• [What the task requires] Copy out all of the material exactly.
[Start]
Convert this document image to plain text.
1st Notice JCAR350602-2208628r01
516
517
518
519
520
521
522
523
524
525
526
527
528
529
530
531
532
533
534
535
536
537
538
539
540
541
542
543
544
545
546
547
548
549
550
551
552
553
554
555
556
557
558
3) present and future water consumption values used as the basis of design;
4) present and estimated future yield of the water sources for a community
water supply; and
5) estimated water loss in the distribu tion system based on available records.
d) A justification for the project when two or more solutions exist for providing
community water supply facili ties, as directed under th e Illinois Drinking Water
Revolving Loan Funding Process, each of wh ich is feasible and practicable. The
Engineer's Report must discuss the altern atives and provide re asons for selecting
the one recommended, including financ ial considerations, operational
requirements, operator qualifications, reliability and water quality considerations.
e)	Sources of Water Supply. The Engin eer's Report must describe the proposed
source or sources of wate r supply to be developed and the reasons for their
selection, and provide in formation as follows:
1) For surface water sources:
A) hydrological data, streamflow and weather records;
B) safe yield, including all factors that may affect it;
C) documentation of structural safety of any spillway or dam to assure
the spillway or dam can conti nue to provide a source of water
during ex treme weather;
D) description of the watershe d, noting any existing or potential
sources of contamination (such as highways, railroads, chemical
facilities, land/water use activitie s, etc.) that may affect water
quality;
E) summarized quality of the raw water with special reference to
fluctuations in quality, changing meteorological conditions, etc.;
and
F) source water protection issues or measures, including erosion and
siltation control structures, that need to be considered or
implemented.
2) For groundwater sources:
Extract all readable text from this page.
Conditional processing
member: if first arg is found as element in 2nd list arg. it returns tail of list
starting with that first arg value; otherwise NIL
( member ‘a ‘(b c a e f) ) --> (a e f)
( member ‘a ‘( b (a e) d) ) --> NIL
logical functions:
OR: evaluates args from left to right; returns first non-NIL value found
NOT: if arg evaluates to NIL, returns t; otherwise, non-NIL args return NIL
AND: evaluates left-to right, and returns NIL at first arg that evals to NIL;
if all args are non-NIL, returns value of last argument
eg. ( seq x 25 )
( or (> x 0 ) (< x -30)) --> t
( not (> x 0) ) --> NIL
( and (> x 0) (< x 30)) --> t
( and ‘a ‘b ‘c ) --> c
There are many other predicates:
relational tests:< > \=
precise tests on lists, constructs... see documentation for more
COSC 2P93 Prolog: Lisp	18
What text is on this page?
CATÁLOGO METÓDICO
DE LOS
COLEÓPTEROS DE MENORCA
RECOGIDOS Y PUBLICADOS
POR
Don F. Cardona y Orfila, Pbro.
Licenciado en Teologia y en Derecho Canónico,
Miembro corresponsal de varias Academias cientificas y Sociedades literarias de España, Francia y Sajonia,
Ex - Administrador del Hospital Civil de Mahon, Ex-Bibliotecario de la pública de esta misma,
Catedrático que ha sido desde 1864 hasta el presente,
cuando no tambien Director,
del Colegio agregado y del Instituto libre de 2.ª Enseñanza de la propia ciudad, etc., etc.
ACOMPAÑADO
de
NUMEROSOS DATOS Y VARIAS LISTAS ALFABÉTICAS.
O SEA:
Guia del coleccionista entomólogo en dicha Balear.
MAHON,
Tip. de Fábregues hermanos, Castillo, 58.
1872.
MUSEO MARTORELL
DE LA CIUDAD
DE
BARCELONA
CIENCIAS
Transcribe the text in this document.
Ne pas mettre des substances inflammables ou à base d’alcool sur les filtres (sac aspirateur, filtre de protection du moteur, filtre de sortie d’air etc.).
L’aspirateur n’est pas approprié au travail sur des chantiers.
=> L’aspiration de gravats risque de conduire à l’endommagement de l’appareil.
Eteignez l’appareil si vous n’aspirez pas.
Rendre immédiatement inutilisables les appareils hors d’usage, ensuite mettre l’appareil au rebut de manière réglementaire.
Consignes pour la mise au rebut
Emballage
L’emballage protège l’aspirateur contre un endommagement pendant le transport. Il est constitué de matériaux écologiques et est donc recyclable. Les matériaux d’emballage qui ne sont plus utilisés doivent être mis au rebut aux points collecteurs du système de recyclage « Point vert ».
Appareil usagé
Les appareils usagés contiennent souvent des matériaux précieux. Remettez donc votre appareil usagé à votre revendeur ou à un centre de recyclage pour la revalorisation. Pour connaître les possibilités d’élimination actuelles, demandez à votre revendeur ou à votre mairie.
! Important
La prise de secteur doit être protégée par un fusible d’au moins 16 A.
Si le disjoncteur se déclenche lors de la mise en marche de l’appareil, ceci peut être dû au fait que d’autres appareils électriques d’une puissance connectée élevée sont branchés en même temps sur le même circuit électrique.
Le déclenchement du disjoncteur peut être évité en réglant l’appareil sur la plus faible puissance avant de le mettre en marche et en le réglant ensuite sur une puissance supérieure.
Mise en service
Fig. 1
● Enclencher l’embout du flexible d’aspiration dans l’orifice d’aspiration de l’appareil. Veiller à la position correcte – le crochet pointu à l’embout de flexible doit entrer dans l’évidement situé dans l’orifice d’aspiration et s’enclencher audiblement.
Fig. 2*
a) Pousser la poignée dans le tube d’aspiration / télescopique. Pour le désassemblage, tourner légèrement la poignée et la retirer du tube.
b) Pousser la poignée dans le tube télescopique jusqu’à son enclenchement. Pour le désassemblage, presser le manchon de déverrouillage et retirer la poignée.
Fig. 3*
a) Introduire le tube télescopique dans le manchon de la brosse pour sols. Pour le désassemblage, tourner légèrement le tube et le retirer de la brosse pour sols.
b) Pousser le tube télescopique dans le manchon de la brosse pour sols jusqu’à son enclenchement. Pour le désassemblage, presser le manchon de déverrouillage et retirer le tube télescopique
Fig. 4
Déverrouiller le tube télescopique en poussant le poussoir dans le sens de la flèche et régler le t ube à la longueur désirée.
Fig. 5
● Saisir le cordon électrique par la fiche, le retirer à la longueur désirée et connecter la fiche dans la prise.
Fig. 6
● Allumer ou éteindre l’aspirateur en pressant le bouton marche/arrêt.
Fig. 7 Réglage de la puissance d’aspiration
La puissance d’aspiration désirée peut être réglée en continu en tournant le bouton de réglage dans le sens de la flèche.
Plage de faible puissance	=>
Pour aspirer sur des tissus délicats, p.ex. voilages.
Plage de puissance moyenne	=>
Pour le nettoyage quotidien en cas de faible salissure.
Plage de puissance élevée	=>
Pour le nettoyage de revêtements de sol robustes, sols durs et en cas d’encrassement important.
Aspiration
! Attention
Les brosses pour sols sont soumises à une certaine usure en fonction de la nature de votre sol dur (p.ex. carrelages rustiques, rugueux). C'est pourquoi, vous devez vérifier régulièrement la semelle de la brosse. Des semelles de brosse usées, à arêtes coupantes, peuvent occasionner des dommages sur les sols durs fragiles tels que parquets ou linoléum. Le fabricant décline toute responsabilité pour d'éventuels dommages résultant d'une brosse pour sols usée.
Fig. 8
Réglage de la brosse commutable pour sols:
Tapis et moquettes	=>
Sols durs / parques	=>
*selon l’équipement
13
[End]
• [Written answer]
Convert this document image to plain text.
1st Notice JCAR350602-2208628r01
516
517
518
519
520
521
522
523
524
525
526
527
528
529
530
531
532
533
534
535
536
537
538
539
540
541
542
543
544
545
546
547
548
549
550
551
552
553
554
555
556
557
558
3) present and future water consumption values used as the basis of design;
4) present and estimated future yield of the water sources for a community
water supply; and
5) estimated water loss in the distribu tion system based on available records.
d) A justification for the project when two or more solutions exist for providing
community water supply facili ties, as directed under th e Illinois Drinking Water
Revolving Loan Funding Process, each of wh ich is feasible and practicable. The
Engineer's Report must discuss the altern atives and provide re asons for selecting
the one recommended, including financ ial considerations, operational
requirements, operator qualifications, reliability and water quality considerations.
e)	Sources of Water Supply. The Engin eer's Report must describe the proposed
source or sources of wate r supply to be developed and the reasons for their
selection, and provide in formation as follows:
1) For surface water sources:
A) hydrological data, streamflow and weather records;
B) safe yield, including all factors that may affect it;
C) documentation of structural safety of any spillway or dam to assure
the spillway or dam can conti nue to provide a source of water
during ex treme weather;
D) description of the watershe d, noting any existing or potential
sources of contamination (such as highways, railroads, chemical
facilities, land/water use activitie s, etc.) that may affect water
quality;
E) summarized quality of the raw water with special reference to
fluctuations in quality, changing meteorological conditions, etc.;
and
F) source water protection issues or measures, including erosion and
siltation control structures, that need to be considered or
implemented.
2) For groundwater sources:
Extract all readable text from this page.
Conditional processing
member: if first arg is found as element in 2nd list arg. it returns tail of list
starting with that first arg value; otherwise NIL
( member ‘a ‘(b c a e f) ) --> (a e f)
( member ‘a ‘( b (a e) d) ) --> NIL
logical functions:
OR: evaluates args from left to right; returns first non-NIL value found
NOT: if arg evaluates to NIL, returns t; otherwise, non-NIL args return NIL
AND: evaluates left-to right, and returns NIL at first arg that evals to NIL;
if all args are non-NIL, returns value of last argument
eg. ( seq x 25 )
( or (> x 0 ) (< x -30)) --> t
( not (> x 0) ) --> NIL
( and (> x 0) (< x 30)) --> t
( and ‘a ‘b ‘c ) --> c
There are many other predicates:
relational tests:< > \=
precise tests on lists, constructs... see documentation for more
COSC 2P93 Prolog: Lisp	18
What text is on this page?
CATÁLOGO METÓDICO
DE LOS
COLEÓPTEROS DE MENORCA
RECOGIDOS Y PUBLICADOS
POR
Don F. Cardona y Orfila, Pbro.
Licenciado en Teologia y en Derecho Canónico,
Miembro corresponsal de varias Academias cientificas y Sociedades literarias de España, Francia y Sajonia,
Ex - Administrador del Hospital Civil de Mahon, Ex-Bibliotecario de la pública de esta misma,
Catedrático que ha sido desde 1864 hasta el presente,
cuando no tambien Director,
del Colegio agregado y del Instituto libre de 2.ª Enseñanza de la propia ciudad, etc., etc.
ACOMPAÑADO
de
NUMEROSOS DATOS Y VARIAS LISTAS ALFABÉTICAS.
O SEA:
Guia del coleccionista entomólogo en dicha Balear.
MAHON,
Tip. de Fábregues hermanos, Castillo, 58.
1872.
MUSEO MARTORELL
DE LA CIUDAD
DE
BARCELONA
CIENCIAS
Transcribe the text in this document.
Ne pas mettre des substances inflammables ou à base d’alcool sur les filtres (sac aspirateur, filtre de protection du moteur, filtre de sortie d’air etc.).
L’aspirateur n’est pas approprié au travail sur des chantiers.
=> L’aspiration de gravats risque de conduire à l’endommagement de l’appareil.
Eteignez l’appareil si vous n’aspirez pas.
Rendre immédiatement inutilisables les appareils hors d’usage, ensuite mettre l’appareil au rebut de manière réglementaire.
Consignes pour la mise au rebut
Emballage
L’emballage protège l’aspirateur contre un endommagement pendant le transport. Il est constitué de matériaux écologiques et est donc recyclable. Les matériaux d’emballage qui ne sont plus utilisés doivent être mis au rebut aux points collecteurs du système de recyclage « Point vert ».
Appareil usagé
Les appareils usagés contiennent souvent des matériaux précieux. Remettez donc votre appareil usagé à votre revendeur ou à un centre de recyclage pour la revalorisation. Pour connaître les possibilités d’élimination actuelles, demandez à votre revendeur ou à votre mairie.
! Important
La prise de secteur doit être protégée par un fusible d’au moins 16 A.
Si le disjoncteur se déclenche lors de la mise en marche de l’appareil, ceci peut être dû au fait que d’autres appareils électriques d’une puissance connectée élevée sont branchés en même temps sur le même circuit électrique.
Le déclenchement du disjoncteur peut être évité en réglant l’appareil sur la plus faible puissance avant de le mettre en marche et en le réglant ensuite sur une puissance supérieure.
Mise en service
Fig. 1
● Enclencher l’embout du flexible d’aspiration dans l’orifice d’aspiration de l’appareil. Veiller à la position correcte – le crochet pointu à l’embout de flexible doit entrer dans l’évidement situé dans l’orifice d’aspiration et s’enclencher audiblement.
Fig. 2*
a) Pousser la poignée dans le tube d’aspiration / télescopique. Pour le désassemblage, tourner légèrement la poignée et la retirer du tube.
b) Pousser la poignée dans le tube télescopique jusqu’à son enclenchement. Pour le désassemblage, presser le manchon de déverrouillage et retirer la poignée.
Fig. 3*
a) Introduire le tube télescopique dans le manchon de la brosse pour sols. Pour le désassemblage, tourner légèrement le tube et le retirer de la brosse pour sols.
b) Pousser le tube télescopique dans le manchon de la brosse pour sols jusqu’à son enclenchement. Pour le désassemblage, presser le manchon de déverrouillage et retirer le tube télescopique
Fig. 4
Déverrouiller le tube télescopique en poussant le poussoir dans le sens de la flèche et régler le t ube à la longueur désirée.
Fig. 5
● Saisir le cordon électrique par la fiche, le retirer à la longueur désirée et connecter la fiche dans la prise.
Fig. 6
● Allumer ou éteindre l’aspirateur en pressant le bouton marche/arrêt.
Fig. 7 Réglage de la puissance d’aspiration
La puissance d’aspiration désirée peut être réglée en continu en tournant le bouton de réglage dans le sens de la flèche.
Plage de faible puissance	=>
Pour aspirer sur des tissus délicats, p.ex. voilages.
Plage de puissance moyenne	=>
Pour le nettoyage quotidien en cas de faible salissure.
Plage de puissance élevée	=>
Pour le nettoyage de revêtements de sol robustes, sols durs et en cas d’encrassement important.
Aspiration
! Attention
Les brosses pour sols sont soumises à une certaine usure en fonction de la nature de votre sol dur (p.ex. carrelages rustiques, rugueux). C'est pourquoi, vous devez vérifier régulièrement la semelle de la brosse. Des semelles de brosse usées, à arêtes coupantes, peuvent occasionner des dommages sur les sols durs fragiles tels que parquets ou linoléum. Le fabricant décline toute responsabilité pour d'éventuels dommages résultant d'une brosse pour sols usée.
Fig. 8
Réglage de la brosse commutable pour sols:
Tapis et moquettes	=>
Sols durs / parques	=>
*selon l’équipement
13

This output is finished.